**What to work on**
Search the data for the string "content" and extract every line where it appears.

**Supplied data**
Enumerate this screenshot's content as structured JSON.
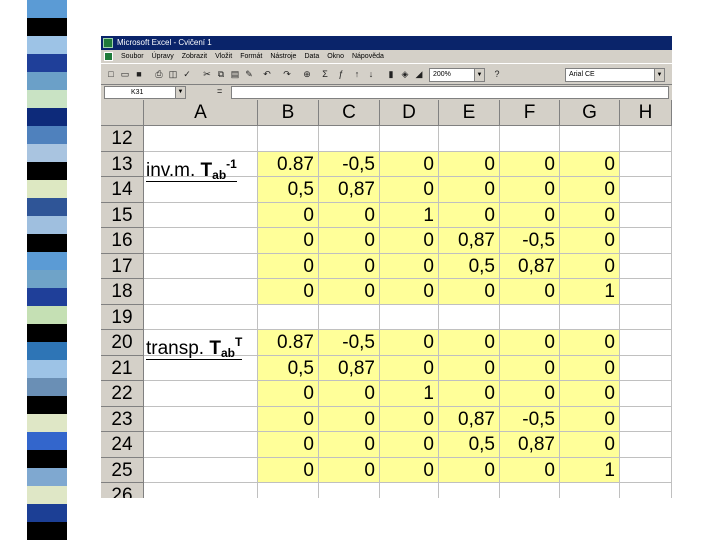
{
  "window": {
    "title": "Microsoft Excel - Cvičení 1"
  },
  "menu": [
    "Soubor",
    "Úpravy",
    "Zobrazit",
    "Vložit",
    "Formát",
    "Nástroje",
    "Data",
    "Okno",
    "Nápověda"
  ],
  "toolbar": {
    "zoom": "200%",
    "font": "Arial CE"
  },
  "formula_bar": {
    "name_box": "K31",
    "equals": "=",
    "formula": ""
  },
  "sheet": {
    "columns": [
      "A",
      "B",
      "C",
      "D",
      "E",
      "F",
      "G",
      "H"
    ],
    "label_inv": "inv.m.",
    "label_inv_T": "T",
    "label_inv_sub": "ab",
    "label_inv_sup": "-1",
    "label_transp": "transp.",
    "label_transp_T": "T",
    "label_transp_sub": "ab",
    "label_transp_sup": "T",
    "rows": [
      {
        "num": "12",
        "vals": [
          "",
          "",
          "",
          "",
          "",
          "",
          ""
        ]
      },
      {
        "num": "13",
        "vals": [
          "0.87",
          "-0,5",
          "0",
          "0",
          "0",
          "0",
          ""
        ]
      },
      {
        "num": "14",
        "vals": [
          "0,5",
          "0,87",
          "0",
          "0",
          "0",
          "0",
          ""
        ]
      },
      {
        "num": "15",
        "vals": [
          "0",
          "0",
          "1",
          "0",
          "0",
          "0",
          ""
        ]
      },
      {
        "num": "16",
        "vals": [
          "0",
          "0",
          "0",
          "0,87",
          "-0,5",
          "0",
          ""
        ]
      },
      {
        "num": "17",
        "vals": [
          "0",
          "0",
          "0",
          "0,5",
          "0,87",
          "0",
          ""
        ]
      },
      {
        "num": "18",
        "vals": [
          "0",
          "0",
          "0",
          "0",
          "0",
          "1",
          ""
        ]
      },
      {
        "num": "19",
        "vals": [
          "",
          "",
          "",
          "",
          "",
          "",
          ""
        ]
      },
      {
        "num": "20",
        "vals": [
          "0.87",
          "-0,5",
          "0",
          "0",
          "0",
          "0",
          ""
        ]
      },
      {
        "num": "21",
        "vals": [
          "0,5",
          "0,87",
          "0",
          "0",
          "0",
          "0",
          ""
        ]
      },
      {
        "num": "22",
        "vals": [
          "0",
          "0",
          "1",
          "0",
          "0",
          "0",
          ""
        ]
      },
      {
        "num": "23",
        "vals": [
          "0",
          "0",
          "0",
          "0,87",
          "-0,5",
          "0",
          ""
        ]
      },
      {
        "num": "24",
        "vals": [
          "0",
          "0",
          "0",
          "0,5",
          "0,87",
          "0",
          ""
        ]
      },
      {
        "num": "25",
        "vals": [
          "0",
          "0",
          "0",
          "0",
          "0",
          "1",
          ""
        ]
      },
      {
        "num": "26",
        "vals": [
          "",
          "",
          "",
          "",
          "",
          "",
          ""
        ]
      }
    ]
  },
  "colors": {
    "highlight": "#ffff99",
    "title_bar": "#0a246a",
    "chrome": "#d4d0c8"
  }
}
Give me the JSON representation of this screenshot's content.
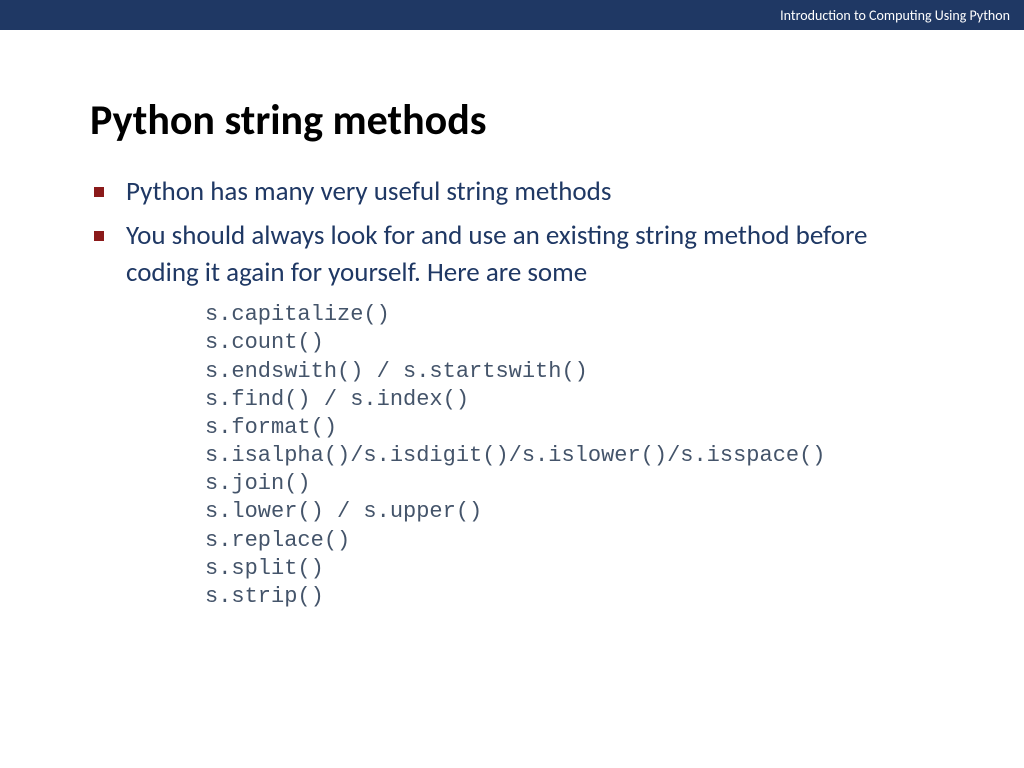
{
  "header": {
    "course_title": "Introduction to Computing Using Python"
  },
  "slide": {
    "title": "Python string methods",
    "bullets": [
      "Python has many very useful string methods",
      "You should always look for and use an existing string method before coding it again for yourself.  Here are some"
    ],
    "code_lines": [
      "s.capitalize()",
      "s.count()",
      "s.endswith() / s.startswith()",
      "s.find() / s.index()",
      "s.format()",
      "s.isalpha()/s.isdigit()/s.islower()/s.isspace()",
      "s.join()",
      "s.lower() / s.upper()",
      "s.replace()",
      "s.split()",
      "s.strip()"
    ]
  }
}
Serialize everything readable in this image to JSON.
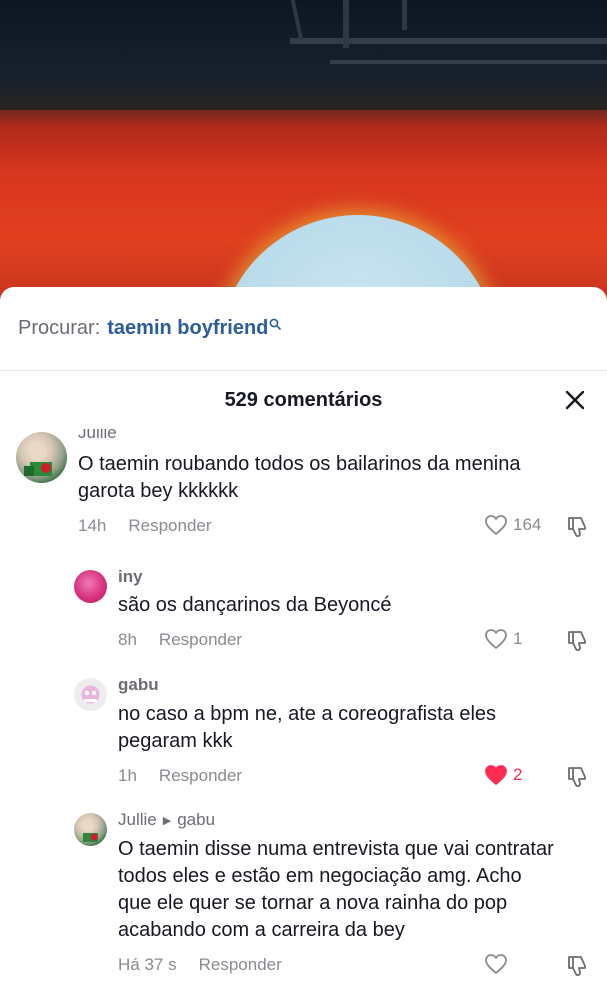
{
  "search": {
    "label": "Procurar:",
    "term": "taemin boyfriend"
  },
  "header": {
    "title": "529 comentários"
  },
  "comments": [
    {
      "user": "Jullie",
      "text_line1": "O taemin roubando todos os bailarinos da menina",
      "text_line2": "garota bey kkkkkk",
      "time": "14h",
      "reply": "Responder",
      "likes": "164",
      "liked": false
    },
    {
      "user": "iny",
      "text_line1": "são os dançarinos da Beyoncé",
      "time": "8h",
      "reply": "Responder",
      "likes": "1",
      "liked": false
    },
    {
      "user": "gabu",
      "text_line1": "no caso a bpm ne, ate a coreografista eles",
      "text_line2": "pegaram kkk",
      "time": "1h",
      "reply": "Responder",
      "likes": "2",
      "liked": true
    },
    {
      "user": "Jullie",
      "reply_to": "gabu",
      "text_line1": "O taemin disse numa entrevista que vai contratar",
      "text_line2": "todos eles e estão em negociação amg. Acho",
      "text_line3": "que ele quer se tornar a nova rainha do pop",
      "text_line4": "acabando com a carreira da bey",
      "time": "Há 37 s",
      "reply": "Responder",
      "liked": false
    }
  ],
  "colors": {
    "accent": "#fe2c55",
    "search_term": "#2b5d9c"
  }
}
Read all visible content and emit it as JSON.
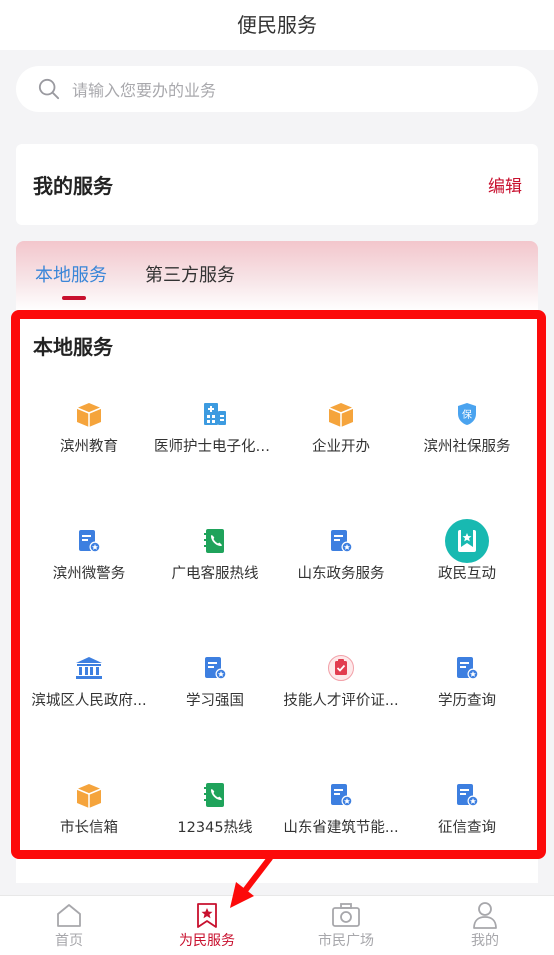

**Reply to the exercise**
Enumerate this screenshot's content as structured JSON.
Give me the JSON representation of this screenshot's content.
Read all visible content and emit it as JSON.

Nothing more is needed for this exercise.